The request ->
Render the lines of the items, from the first line through the line that contains "cameras-button[interactable]: Saiba mais", as a Markdown table with the columns n and Line. Put the row number under n and the line under Line, and skip any blank lines.

[Box coordinate listings]
____

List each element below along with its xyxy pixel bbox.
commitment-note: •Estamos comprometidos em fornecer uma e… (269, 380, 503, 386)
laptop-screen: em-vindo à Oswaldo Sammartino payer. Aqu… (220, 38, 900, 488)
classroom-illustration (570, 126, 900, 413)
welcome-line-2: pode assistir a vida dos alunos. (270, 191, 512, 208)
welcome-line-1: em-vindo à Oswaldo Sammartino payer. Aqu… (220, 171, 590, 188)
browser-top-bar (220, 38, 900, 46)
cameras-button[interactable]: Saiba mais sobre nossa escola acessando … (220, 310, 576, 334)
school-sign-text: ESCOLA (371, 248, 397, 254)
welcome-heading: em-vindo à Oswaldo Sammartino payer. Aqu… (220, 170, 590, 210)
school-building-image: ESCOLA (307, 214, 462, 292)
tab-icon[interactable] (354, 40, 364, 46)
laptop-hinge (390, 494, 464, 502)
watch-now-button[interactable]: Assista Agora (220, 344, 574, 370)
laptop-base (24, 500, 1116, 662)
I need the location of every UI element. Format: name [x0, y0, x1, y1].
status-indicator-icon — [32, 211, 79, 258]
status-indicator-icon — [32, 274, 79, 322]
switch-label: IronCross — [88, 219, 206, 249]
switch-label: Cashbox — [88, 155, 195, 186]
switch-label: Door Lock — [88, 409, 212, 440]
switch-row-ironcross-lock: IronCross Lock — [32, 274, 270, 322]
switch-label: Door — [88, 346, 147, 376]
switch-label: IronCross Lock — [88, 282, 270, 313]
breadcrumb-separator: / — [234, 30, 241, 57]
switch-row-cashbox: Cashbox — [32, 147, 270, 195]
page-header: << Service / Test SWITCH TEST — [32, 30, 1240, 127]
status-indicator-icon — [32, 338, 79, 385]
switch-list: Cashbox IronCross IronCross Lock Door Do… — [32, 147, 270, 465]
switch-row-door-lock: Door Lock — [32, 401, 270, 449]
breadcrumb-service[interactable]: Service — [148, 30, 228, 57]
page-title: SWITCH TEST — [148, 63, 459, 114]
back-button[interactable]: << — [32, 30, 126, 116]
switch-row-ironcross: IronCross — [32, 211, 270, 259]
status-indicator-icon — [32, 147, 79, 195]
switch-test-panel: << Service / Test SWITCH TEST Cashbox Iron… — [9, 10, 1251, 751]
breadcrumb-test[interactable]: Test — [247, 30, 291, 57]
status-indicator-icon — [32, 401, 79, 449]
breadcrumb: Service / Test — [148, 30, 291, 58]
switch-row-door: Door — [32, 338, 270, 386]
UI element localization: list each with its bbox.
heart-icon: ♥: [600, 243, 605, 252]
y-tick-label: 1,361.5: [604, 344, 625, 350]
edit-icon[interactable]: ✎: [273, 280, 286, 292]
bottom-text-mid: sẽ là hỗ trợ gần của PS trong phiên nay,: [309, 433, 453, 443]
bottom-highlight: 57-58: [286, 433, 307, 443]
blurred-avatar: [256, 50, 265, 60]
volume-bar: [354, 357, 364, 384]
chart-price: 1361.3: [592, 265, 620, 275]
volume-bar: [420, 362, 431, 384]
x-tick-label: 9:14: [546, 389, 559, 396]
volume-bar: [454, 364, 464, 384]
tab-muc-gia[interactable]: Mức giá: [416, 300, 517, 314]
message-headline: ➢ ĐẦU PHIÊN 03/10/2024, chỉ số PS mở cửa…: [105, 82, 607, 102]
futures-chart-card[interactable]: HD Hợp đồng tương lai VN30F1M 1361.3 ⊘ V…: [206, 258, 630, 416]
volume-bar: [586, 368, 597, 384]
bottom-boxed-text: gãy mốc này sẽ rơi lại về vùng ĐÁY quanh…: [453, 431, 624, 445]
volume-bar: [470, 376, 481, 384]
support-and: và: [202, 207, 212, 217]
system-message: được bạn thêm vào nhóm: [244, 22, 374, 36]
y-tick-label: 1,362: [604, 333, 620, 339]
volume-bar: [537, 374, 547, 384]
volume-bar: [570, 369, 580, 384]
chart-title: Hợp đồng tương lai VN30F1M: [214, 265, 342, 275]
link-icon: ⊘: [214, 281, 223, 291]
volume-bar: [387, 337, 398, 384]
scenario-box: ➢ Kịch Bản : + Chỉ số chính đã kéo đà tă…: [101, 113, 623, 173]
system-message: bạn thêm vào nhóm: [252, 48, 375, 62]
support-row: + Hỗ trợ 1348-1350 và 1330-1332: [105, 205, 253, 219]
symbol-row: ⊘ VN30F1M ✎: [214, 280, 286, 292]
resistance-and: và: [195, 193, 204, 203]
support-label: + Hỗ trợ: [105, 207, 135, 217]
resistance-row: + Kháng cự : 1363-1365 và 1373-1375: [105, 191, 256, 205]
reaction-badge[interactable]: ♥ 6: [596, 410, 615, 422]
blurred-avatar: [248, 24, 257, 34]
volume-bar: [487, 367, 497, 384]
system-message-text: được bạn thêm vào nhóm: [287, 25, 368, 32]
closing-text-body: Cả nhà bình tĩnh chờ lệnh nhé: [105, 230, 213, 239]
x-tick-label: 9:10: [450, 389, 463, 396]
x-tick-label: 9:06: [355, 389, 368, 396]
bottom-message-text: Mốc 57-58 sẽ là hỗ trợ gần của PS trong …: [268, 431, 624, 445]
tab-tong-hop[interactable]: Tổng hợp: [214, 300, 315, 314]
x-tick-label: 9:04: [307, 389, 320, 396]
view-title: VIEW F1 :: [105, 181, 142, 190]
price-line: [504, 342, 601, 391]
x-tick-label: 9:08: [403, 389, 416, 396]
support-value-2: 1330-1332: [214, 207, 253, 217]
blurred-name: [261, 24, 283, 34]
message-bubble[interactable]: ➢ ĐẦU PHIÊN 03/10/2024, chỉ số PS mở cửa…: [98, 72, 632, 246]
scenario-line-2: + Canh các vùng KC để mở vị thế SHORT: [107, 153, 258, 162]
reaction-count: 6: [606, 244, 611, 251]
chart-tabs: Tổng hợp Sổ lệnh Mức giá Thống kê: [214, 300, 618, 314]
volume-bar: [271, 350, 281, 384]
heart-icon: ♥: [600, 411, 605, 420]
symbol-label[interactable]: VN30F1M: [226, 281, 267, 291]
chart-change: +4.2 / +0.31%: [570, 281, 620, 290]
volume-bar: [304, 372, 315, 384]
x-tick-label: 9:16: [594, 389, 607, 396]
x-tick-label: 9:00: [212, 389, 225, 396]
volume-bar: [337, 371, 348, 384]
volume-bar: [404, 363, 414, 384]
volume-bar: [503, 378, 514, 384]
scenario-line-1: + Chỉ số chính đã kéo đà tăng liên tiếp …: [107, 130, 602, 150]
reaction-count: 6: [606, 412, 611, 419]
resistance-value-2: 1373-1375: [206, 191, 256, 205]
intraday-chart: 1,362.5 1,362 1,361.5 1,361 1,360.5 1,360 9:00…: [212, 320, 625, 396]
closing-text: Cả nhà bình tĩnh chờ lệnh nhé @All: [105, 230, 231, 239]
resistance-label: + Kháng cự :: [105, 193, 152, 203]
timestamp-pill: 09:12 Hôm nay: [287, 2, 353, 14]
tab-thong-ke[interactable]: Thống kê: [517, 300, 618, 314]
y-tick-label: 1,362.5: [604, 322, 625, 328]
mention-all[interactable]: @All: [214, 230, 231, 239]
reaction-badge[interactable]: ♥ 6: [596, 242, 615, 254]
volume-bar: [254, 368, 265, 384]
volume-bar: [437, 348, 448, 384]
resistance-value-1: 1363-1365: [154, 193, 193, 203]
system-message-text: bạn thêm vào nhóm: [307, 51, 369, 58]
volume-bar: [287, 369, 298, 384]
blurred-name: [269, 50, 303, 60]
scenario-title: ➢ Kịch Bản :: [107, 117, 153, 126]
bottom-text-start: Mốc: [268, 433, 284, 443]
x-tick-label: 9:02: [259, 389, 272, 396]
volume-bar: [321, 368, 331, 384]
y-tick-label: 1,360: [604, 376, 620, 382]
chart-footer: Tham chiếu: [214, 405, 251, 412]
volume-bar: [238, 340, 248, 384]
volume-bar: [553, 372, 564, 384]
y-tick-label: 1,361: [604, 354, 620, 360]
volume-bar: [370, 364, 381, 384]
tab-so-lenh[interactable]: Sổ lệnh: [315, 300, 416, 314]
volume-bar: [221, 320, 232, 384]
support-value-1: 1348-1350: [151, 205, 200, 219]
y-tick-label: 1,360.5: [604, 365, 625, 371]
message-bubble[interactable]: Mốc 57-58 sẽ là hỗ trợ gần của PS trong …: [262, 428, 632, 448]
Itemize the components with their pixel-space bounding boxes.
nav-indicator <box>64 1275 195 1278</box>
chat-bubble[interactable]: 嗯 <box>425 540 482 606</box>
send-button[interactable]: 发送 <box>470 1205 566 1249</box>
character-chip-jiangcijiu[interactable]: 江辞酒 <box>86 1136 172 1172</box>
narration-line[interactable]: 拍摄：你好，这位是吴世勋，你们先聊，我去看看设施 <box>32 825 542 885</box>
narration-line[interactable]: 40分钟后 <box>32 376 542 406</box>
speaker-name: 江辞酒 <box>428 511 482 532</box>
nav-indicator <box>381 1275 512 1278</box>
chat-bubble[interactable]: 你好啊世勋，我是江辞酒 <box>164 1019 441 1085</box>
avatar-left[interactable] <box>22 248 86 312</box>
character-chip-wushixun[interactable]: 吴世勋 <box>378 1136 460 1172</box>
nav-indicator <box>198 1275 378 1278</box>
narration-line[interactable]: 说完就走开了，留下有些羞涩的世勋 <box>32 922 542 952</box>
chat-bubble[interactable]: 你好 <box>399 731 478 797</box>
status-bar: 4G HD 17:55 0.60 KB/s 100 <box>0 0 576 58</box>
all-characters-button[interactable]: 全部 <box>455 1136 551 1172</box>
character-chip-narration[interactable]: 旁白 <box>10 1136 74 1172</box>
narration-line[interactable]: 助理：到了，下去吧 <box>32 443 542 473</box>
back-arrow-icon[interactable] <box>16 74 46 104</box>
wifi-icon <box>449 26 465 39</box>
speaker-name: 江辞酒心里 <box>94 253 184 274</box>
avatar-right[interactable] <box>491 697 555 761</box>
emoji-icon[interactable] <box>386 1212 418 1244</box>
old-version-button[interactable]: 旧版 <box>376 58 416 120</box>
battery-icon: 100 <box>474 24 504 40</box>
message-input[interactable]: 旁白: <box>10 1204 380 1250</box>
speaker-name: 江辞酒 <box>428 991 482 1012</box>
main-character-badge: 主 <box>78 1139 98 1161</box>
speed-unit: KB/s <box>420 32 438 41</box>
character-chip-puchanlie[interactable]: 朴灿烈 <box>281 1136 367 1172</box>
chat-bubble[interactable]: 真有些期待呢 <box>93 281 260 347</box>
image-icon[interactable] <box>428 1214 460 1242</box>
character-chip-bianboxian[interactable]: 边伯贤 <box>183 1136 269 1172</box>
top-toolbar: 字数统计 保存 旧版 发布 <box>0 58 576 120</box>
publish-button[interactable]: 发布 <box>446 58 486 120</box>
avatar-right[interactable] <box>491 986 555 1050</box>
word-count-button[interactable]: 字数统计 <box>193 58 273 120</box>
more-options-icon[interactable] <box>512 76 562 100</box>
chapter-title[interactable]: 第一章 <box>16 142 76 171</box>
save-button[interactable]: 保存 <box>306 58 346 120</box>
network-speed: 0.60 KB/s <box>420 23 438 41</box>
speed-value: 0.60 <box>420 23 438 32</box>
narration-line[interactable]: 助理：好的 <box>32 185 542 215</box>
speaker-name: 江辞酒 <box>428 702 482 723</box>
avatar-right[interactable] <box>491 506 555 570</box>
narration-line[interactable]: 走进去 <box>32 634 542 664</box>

____

Finished task ->
| n | Line |
|---|---|
| 1 | List each element below along with its xyxy pixel bbox. |
| 2 | commitment-note: •Estamos comprometidos em fornecer uma e… (269, 380, 503, 386) |
| 3 | laptop-screen: em-vindo à Oswaldo Sammartino payer. Aqu… (220, 38, 900, 488) |
| 4 | classroom-illustration (570, 126, 900, 413) |
| 5 | welcome-line-2: pode assistir a vida dos alunos. (270, 191, 512, 208) |
| 6 | welcome-line-1: em-vindo à Oswaldo Sammartino payer. Aqu… (220, 171, 590, 188) |
| 7 | browser-top-bar (220, 38, 900, 46) |
| 8 | cameras-button[interactable]: Saiba mais sobre nossa escola acessando … (220, 310, 576, 334) |